= What is required =
Go through the lines below and copy each one that holds the string "vorbehalten".

▼▼▼

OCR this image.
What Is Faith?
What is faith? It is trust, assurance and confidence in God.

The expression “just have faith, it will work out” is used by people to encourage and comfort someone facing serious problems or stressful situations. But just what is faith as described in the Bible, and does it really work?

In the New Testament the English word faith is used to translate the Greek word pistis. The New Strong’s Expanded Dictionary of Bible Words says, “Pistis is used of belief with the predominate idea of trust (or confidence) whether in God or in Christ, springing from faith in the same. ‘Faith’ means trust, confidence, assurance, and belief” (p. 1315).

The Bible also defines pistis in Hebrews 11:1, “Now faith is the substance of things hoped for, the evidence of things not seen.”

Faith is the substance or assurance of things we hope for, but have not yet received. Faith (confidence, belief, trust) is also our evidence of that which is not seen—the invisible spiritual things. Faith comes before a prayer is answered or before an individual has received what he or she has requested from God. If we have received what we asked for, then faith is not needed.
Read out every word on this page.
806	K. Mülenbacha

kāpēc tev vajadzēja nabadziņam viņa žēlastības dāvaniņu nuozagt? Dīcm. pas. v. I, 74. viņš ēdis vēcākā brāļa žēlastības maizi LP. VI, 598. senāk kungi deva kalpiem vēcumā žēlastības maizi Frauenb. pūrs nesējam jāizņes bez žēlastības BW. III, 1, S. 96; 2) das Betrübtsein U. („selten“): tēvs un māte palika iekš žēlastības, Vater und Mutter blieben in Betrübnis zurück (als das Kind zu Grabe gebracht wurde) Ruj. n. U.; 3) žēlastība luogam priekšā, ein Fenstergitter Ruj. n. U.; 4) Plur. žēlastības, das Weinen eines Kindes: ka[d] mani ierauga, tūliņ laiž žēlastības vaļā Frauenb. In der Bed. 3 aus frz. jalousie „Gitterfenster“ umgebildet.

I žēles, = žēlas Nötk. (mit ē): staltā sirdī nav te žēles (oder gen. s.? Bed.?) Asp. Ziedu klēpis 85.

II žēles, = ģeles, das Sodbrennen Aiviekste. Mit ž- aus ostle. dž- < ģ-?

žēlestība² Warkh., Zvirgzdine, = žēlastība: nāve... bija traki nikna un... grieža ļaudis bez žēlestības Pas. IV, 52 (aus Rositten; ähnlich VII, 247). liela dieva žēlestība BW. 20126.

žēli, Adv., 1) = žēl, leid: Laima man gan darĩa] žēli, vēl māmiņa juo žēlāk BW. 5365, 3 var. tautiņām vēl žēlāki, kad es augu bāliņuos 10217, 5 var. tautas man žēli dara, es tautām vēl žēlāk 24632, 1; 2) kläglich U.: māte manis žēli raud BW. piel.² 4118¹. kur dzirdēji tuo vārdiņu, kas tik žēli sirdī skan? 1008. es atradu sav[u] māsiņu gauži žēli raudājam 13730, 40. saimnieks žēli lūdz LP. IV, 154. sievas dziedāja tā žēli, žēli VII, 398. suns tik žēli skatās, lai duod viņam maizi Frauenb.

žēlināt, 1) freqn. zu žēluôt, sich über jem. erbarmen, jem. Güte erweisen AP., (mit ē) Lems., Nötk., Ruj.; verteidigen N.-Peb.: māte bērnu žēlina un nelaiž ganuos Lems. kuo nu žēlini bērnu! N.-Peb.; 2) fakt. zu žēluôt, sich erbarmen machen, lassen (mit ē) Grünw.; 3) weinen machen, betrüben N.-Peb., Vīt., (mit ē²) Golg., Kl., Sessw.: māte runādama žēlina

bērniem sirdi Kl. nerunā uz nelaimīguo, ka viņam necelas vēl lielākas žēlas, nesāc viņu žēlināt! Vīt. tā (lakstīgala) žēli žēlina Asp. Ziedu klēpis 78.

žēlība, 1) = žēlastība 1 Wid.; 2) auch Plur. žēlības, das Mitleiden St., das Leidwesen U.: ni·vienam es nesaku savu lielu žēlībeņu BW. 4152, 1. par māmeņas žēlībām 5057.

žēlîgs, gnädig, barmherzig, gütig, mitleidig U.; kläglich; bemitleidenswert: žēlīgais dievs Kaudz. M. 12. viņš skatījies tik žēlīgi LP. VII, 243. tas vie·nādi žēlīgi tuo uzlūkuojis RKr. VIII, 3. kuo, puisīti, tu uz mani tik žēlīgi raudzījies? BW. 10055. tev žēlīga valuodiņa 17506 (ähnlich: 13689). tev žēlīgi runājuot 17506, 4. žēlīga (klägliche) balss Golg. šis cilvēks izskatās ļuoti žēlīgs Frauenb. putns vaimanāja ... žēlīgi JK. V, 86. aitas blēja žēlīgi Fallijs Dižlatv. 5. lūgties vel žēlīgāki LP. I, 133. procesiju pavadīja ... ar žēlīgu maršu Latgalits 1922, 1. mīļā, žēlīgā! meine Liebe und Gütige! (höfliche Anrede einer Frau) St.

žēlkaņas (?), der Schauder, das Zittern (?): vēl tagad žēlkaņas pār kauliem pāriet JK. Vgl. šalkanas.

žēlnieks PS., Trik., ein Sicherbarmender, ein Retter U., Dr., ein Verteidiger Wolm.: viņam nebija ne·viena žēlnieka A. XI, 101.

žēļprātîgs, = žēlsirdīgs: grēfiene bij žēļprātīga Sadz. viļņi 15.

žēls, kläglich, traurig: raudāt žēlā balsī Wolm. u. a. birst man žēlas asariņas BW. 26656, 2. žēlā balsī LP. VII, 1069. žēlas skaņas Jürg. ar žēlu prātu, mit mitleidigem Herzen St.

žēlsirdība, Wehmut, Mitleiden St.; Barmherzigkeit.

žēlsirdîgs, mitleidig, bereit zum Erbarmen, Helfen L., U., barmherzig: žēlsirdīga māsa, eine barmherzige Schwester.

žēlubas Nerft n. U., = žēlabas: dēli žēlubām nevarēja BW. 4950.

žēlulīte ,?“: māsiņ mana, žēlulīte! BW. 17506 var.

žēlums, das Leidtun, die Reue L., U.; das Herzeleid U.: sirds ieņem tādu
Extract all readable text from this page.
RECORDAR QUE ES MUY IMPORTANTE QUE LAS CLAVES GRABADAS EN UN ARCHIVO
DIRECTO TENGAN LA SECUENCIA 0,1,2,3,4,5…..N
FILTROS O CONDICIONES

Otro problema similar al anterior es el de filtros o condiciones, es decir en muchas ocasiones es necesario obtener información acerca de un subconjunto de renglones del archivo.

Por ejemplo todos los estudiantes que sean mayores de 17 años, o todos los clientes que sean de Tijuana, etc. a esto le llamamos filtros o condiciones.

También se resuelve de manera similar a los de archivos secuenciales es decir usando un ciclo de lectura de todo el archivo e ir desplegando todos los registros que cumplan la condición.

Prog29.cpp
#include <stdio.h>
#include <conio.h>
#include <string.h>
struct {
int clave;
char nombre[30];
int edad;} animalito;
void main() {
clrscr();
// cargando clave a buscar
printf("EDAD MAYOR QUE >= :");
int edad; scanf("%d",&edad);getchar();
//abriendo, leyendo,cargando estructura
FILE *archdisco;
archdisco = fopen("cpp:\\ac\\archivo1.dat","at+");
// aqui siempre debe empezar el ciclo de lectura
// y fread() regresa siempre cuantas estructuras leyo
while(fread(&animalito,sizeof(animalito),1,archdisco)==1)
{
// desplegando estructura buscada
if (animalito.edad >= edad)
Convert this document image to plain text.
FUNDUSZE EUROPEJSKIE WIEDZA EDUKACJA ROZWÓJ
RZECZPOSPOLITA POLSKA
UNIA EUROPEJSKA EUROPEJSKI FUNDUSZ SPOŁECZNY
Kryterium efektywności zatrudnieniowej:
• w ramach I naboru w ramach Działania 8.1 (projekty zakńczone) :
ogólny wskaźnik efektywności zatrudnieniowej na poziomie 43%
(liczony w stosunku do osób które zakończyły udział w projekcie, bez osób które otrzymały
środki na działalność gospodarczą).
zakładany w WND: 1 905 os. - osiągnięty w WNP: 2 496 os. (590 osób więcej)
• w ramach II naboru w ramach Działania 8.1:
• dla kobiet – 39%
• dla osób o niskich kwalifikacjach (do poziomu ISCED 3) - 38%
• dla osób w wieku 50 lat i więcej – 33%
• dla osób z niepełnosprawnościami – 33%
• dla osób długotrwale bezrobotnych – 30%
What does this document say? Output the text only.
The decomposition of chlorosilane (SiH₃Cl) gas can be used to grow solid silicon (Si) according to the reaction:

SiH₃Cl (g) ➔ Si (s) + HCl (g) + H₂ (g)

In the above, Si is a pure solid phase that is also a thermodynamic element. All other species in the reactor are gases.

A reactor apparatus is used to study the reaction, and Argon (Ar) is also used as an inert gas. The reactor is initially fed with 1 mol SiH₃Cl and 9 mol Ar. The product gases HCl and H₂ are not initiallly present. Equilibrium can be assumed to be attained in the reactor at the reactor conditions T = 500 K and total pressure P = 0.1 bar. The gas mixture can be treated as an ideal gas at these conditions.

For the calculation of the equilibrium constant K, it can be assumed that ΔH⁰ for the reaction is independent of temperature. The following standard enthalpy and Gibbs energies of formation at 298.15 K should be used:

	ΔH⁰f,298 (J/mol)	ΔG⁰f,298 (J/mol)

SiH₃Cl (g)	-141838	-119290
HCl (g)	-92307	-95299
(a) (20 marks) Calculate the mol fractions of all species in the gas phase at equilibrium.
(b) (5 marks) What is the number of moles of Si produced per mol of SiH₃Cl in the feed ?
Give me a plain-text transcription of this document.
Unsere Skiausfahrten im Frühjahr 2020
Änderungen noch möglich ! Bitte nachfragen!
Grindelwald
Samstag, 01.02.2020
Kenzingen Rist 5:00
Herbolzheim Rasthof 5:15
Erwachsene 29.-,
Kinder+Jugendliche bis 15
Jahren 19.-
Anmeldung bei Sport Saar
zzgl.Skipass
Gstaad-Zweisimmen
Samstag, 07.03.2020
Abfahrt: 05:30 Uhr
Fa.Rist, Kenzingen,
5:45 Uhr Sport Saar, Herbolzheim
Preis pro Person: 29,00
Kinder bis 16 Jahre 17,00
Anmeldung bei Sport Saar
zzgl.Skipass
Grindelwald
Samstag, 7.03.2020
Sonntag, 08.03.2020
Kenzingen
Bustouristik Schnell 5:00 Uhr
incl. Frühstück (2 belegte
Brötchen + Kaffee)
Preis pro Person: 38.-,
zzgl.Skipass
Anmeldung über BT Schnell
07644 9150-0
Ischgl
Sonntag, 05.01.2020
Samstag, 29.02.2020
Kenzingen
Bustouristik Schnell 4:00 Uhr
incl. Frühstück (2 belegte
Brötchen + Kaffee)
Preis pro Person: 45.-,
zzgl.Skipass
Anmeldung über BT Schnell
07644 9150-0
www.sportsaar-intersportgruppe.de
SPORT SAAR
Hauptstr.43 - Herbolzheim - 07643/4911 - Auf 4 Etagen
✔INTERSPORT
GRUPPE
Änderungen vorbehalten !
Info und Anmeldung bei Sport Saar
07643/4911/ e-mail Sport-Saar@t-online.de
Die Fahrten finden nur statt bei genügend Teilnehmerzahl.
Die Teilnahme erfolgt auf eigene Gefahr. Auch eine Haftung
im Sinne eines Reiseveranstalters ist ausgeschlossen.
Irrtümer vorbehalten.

▲▲▲

= The solution =
Änderungen vorbehalten !
Irrtümer vorbehalten.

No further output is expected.